> SHORT EXERCISE
Where does the string "type" appear in the records? Copy every line that contains it.

> RECORDS FOR THE TASK

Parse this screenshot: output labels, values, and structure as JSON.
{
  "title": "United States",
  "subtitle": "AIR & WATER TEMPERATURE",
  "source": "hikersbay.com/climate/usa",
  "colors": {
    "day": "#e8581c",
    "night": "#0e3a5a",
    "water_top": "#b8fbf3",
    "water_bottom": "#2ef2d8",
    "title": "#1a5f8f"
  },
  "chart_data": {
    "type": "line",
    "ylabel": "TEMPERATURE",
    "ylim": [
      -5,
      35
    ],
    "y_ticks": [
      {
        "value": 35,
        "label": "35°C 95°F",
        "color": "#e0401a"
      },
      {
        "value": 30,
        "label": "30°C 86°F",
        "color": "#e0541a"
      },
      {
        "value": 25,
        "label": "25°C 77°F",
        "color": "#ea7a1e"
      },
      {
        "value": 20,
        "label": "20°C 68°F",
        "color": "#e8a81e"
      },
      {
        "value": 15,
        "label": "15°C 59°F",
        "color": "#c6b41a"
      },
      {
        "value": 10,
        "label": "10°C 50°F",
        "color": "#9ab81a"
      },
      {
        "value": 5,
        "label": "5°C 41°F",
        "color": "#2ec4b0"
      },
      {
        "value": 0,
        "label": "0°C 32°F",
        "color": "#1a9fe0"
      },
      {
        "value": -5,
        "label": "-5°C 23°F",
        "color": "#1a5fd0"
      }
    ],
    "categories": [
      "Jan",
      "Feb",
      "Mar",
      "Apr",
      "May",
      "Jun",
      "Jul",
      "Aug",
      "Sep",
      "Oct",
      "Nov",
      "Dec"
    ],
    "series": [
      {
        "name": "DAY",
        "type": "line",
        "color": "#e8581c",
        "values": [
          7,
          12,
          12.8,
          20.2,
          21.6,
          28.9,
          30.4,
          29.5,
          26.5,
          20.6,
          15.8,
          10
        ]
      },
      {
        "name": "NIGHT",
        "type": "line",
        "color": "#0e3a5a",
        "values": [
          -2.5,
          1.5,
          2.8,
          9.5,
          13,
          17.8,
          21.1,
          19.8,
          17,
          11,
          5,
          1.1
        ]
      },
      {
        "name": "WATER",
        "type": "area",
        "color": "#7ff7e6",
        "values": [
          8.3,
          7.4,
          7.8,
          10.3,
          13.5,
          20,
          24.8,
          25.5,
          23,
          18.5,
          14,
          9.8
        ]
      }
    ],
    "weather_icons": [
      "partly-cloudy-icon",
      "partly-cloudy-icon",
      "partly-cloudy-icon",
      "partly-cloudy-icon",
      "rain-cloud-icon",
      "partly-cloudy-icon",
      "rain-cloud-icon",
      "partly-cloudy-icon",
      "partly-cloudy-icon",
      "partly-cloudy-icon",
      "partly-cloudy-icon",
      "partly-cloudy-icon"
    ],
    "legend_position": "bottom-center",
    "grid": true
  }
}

> RESULT OF THIS TASK
    "type": "line",
        "type": "line",
        "type": "line",
        "type": "area",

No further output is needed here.